── Stored data ──
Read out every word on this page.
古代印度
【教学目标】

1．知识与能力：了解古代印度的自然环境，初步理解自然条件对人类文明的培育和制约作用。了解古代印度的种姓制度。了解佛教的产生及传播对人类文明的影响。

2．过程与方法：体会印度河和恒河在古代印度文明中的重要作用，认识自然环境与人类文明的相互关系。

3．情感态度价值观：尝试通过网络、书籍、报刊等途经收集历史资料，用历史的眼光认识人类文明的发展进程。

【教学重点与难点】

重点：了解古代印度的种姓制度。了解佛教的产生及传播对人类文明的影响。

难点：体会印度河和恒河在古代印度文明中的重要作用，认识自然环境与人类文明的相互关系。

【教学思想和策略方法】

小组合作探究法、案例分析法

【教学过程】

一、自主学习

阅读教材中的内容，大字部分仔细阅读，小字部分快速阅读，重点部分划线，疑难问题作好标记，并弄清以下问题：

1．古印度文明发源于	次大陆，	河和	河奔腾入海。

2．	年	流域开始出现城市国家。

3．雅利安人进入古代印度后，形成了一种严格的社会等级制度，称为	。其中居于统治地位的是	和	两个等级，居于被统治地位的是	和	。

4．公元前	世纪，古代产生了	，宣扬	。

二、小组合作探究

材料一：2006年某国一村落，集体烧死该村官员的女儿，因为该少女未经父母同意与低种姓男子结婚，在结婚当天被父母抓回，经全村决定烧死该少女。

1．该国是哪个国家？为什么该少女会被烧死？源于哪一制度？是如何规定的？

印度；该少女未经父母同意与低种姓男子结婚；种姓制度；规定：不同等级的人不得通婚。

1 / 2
───
- [Work instructions]: Pull out every line above that holds the word "体会印度河和恒河在古代印度文明中的重要作用".

- [Answer below]:
2．过程与方法：体会印度河和恒河在古代印度文明中的重要作用，认识自然环境与人类文明的相互关系。
难点：体会印度河和恒河在古代印度文明中的重要作用，认识自然环境与人类文明的相互关系。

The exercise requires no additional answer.